- **Recorded data**
• • •
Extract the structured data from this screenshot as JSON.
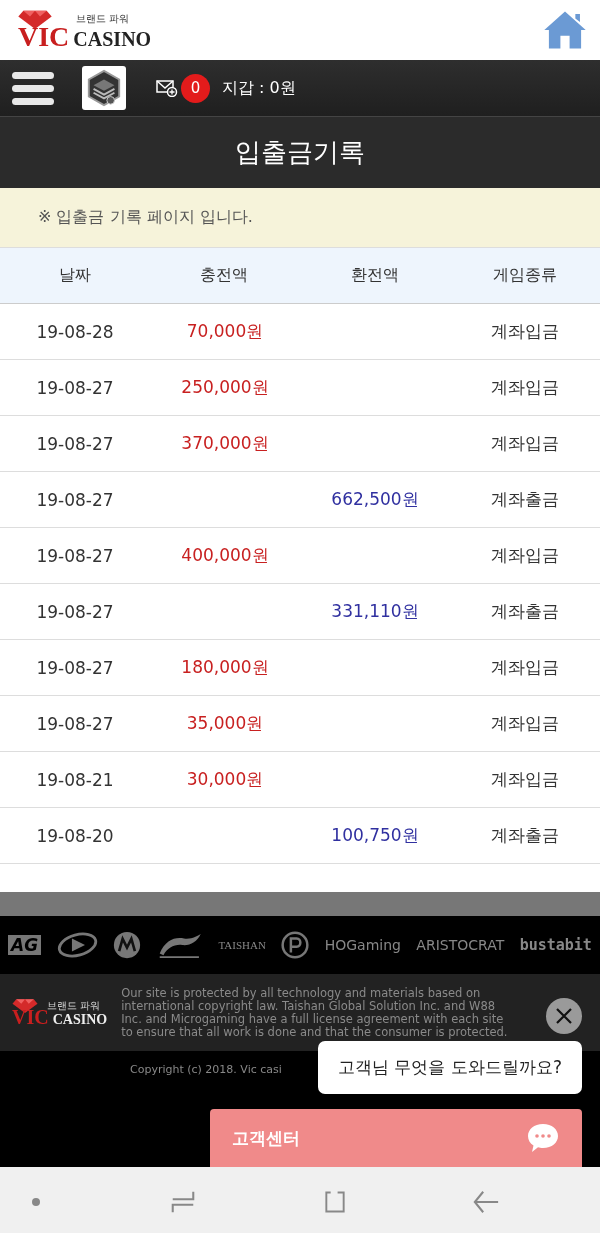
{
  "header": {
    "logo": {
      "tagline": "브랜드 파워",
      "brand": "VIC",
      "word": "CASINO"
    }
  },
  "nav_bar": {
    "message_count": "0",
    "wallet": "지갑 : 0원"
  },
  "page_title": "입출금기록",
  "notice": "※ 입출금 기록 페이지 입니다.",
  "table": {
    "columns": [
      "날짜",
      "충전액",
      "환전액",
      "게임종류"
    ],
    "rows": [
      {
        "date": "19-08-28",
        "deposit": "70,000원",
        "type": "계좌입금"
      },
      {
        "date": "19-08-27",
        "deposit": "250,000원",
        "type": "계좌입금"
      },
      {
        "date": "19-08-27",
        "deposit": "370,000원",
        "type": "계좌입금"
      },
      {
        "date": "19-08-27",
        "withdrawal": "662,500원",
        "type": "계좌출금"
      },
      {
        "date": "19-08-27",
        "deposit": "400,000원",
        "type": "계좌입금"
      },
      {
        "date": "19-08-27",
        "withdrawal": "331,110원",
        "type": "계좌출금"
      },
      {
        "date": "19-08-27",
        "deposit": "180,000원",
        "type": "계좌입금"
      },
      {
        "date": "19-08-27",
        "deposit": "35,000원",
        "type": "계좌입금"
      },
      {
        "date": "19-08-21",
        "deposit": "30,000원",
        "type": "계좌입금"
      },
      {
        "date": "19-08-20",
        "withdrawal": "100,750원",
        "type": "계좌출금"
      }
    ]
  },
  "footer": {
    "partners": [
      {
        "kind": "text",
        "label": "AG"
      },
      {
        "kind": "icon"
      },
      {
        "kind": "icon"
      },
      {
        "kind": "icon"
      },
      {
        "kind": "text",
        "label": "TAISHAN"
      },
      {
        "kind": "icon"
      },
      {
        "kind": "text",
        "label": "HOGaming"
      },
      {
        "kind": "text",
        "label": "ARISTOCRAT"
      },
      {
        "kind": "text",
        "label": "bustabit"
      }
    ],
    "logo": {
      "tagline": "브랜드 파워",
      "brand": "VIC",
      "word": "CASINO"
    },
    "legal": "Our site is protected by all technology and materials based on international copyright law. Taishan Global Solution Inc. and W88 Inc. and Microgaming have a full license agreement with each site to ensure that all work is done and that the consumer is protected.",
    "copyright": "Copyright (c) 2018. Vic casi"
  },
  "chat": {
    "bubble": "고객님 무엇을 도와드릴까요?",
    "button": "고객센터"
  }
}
• • •
- **Problem to solve**
Without the pictures, write out every entry precisely as it appears.

- **Exercise solution**
Extract the structured data from this screenshot as JSON.
{
  "header": {
    "logo": {
      "tagline": "브랜드 파워",
      "brand": "VIC",
      "word": "CASINO"
    }
  },
  "nav_bar": {
    "message_count": "0",
    "wallet": "지갑 : 0원"
  },
  "page_title": "입출금기록",
  "notice": "※ 입출금 기록 페이지 입니다.",
  "table": {
    "columns": [
      "날짜",
      "충전액",
      "환전액",
      "게임종류"
    ],
    "rows": [
      {
        "date": "19-08-28",
        "deposit": "70,000원",
        "type": "계좌입금"
      },
      {
        "date": "19-08-27",
        "deposit": "250,000원",
        "type": "계좌입금"
      },
      {
        "date": "19-08-27",
        "deposit": "370,000원",
        "type": "계좌입금"
      },
      {
        "date": "19-08-27",
        "withdrawal": "662,500원",
        "type": "계좌출금"
      },
      {
        "date": "19-08-27",
        "deposit": "400,000원",
        "type": "계좌입금"
      },
      {
        "date": "19-08-27",
        "withdrawal": "331,110원",
        "type": "계좌출금"
      },
      {
        "date": "19-08-27",
        "deposit": "180,000원",
        "type": "계좌입금"
      },
      {
        "date": "19-08-27",
        "deposit": "35,000원",
        "type": "계좌입금"
      },
      {
        "date": "19-08-21",
        "deposit": "30,000원",
        "type": "계좌입금"
      },
      {
        "date": "19-08-20",
        "withdrawal": "100,750원",
        "type": "계좌출금"
      }
    ]
  },
  "footer": {
    "partners": [
      {
        "kind": "text",
        "label": "AG"
      },
      {
        "kind": "icon"
      },
      {
        "kind": "icon"
      },
      {
        "kind": "icon"
      },
      {
        "kind": "text",
        "label": "TAISHAN"
      },
      {
        "kind": "icon"
      },
      {
        "kind": "text",
        "label": "HOGaming"
      },
      {
        "kind": "text",
        "label": "ARISTOCRAT"
      },
      {
        "kind": "text",
        "label": "bustabit"
      }
    ],
    "logo": {
      "tagline": "브랜드 파워",
      "brand": "VIC",
      "word": "CASINO"
    },
    "legal": "Our site is protected by all technology and materials based on international copyright law. Taishan Global Solution Inc. and W88 Inc. and Microgaming have a full license agreement with each site to ensure that all work is done and that the consumer is protected.",
    "copyright": "Copyright (c) 2018. Vic casi"
  },
  "chat": {
    "bubble": "고객님 무엇을 도와드릴까요?",
    "button": "고객센터"
  }
}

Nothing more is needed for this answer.